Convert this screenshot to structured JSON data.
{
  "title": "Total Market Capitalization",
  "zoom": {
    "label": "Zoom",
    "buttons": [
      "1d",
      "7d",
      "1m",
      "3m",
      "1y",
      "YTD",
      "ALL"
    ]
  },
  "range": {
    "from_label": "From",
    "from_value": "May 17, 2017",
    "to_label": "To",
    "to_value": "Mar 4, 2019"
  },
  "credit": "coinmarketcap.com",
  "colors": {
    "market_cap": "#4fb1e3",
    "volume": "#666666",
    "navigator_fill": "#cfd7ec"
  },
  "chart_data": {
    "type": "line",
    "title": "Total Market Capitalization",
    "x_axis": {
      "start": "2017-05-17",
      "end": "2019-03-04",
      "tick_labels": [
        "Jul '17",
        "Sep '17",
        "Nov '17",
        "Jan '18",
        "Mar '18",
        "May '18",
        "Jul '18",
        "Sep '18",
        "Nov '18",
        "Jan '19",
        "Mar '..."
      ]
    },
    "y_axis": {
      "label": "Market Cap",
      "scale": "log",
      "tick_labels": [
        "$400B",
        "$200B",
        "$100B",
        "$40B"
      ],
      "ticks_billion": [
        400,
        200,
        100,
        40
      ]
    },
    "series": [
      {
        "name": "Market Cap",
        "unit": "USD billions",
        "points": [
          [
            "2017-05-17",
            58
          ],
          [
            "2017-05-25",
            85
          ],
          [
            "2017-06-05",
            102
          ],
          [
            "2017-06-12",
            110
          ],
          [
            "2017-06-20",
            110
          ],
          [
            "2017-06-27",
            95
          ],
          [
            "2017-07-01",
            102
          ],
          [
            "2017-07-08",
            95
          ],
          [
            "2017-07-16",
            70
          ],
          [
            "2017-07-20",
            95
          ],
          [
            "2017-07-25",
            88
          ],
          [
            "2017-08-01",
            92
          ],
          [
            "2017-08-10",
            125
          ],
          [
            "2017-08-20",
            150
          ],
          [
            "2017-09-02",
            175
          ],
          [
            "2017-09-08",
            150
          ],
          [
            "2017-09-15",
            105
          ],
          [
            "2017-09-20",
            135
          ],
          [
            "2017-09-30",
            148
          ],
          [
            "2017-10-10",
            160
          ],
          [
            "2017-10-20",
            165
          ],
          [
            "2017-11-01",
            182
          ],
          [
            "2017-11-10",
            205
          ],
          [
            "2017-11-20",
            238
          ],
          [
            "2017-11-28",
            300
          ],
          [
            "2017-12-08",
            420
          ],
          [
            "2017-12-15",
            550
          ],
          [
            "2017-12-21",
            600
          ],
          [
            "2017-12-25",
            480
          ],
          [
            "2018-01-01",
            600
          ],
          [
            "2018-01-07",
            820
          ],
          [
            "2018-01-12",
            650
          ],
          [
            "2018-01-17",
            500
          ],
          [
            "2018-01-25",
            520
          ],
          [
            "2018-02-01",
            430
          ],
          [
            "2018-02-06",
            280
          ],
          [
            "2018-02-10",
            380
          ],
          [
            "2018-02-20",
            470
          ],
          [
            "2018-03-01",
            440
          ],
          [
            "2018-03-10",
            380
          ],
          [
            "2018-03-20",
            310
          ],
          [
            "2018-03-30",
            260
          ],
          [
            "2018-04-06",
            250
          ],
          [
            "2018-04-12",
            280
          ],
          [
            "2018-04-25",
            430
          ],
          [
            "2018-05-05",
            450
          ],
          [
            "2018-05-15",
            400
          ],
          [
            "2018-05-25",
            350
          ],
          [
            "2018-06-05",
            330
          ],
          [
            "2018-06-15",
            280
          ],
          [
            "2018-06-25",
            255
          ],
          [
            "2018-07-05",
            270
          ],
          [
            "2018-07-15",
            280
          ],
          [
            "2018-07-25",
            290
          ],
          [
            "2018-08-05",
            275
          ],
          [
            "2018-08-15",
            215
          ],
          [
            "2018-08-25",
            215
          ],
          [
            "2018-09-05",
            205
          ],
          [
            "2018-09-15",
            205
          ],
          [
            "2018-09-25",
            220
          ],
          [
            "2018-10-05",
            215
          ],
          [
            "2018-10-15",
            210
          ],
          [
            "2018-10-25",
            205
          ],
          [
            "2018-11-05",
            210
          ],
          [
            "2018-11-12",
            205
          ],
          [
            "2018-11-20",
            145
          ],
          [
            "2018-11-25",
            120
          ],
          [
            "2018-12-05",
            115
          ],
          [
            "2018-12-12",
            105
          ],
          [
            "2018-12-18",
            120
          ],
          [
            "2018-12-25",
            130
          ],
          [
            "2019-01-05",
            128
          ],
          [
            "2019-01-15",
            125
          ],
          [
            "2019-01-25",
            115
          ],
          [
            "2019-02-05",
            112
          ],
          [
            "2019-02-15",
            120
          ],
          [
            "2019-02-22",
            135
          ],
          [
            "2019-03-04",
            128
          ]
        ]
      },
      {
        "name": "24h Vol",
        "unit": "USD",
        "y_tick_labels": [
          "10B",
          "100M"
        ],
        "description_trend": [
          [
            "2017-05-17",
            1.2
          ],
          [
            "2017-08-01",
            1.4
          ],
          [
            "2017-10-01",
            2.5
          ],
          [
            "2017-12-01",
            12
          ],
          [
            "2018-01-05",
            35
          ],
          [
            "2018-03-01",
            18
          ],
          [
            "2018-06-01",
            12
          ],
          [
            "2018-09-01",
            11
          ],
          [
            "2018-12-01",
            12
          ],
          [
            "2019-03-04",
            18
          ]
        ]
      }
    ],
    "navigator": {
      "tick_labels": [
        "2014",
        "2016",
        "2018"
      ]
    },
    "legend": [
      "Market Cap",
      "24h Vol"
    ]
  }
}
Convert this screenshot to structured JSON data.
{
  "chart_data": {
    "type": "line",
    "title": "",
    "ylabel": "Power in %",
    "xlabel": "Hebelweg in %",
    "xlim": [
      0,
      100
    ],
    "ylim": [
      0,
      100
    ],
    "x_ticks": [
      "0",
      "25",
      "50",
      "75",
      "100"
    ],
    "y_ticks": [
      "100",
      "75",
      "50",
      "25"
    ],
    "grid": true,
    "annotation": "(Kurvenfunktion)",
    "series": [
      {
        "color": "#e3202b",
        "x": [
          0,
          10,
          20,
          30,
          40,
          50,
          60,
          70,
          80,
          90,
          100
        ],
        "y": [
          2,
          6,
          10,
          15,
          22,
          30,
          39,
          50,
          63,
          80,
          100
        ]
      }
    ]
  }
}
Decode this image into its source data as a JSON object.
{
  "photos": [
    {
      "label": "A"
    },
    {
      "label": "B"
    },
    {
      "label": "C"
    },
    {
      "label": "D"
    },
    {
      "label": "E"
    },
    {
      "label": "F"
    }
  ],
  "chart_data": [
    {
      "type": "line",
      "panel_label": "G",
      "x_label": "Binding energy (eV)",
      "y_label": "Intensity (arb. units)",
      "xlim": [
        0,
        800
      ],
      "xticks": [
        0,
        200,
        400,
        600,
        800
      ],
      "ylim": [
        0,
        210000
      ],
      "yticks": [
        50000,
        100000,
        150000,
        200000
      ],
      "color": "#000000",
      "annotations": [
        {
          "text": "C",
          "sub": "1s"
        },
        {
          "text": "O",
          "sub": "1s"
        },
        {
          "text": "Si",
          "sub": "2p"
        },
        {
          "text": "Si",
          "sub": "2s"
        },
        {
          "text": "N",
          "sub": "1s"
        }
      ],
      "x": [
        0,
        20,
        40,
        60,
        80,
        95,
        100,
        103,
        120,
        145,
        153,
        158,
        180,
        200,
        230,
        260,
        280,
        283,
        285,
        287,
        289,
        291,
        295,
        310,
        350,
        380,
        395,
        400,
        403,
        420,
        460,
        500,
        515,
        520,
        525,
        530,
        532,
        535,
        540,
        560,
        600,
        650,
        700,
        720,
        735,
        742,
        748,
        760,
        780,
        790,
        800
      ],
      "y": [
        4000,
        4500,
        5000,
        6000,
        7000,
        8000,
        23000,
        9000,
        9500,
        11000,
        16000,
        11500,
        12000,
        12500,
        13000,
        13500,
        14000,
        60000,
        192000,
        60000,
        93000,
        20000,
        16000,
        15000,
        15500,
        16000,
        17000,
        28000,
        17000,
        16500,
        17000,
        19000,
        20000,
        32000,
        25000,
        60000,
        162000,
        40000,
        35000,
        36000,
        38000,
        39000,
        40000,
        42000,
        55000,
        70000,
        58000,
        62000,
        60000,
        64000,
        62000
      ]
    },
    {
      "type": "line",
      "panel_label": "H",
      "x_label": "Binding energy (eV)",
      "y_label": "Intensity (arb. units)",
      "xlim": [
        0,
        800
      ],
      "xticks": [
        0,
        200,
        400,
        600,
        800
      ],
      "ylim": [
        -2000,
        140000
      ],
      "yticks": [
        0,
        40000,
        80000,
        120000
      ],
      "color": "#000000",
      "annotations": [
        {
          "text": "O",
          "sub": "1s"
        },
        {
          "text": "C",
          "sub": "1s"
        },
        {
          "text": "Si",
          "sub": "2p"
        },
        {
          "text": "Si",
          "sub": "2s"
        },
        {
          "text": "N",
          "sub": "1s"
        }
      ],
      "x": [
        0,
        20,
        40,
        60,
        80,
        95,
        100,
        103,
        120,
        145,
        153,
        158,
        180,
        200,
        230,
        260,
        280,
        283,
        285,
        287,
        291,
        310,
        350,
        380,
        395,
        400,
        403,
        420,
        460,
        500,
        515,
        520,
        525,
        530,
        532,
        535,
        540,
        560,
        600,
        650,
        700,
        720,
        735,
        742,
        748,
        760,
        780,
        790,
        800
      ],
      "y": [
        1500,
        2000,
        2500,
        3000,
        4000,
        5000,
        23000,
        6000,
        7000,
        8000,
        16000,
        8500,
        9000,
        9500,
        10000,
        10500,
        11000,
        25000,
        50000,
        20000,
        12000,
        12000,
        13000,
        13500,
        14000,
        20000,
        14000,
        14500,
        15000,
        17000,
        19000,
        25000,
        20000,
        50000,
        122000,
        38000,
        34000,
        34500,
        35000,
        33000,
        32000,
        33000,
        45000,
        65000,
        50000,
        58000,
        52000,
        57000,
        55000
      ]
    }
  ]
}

> _TASK REQUIREMENTS_
Out of the records, collect only those lines that contain the string "Capitalization".

> _SOLVED PROBLEM_
  "title": "Total Market Capitalization",
    "title": "Total Market Capitalization",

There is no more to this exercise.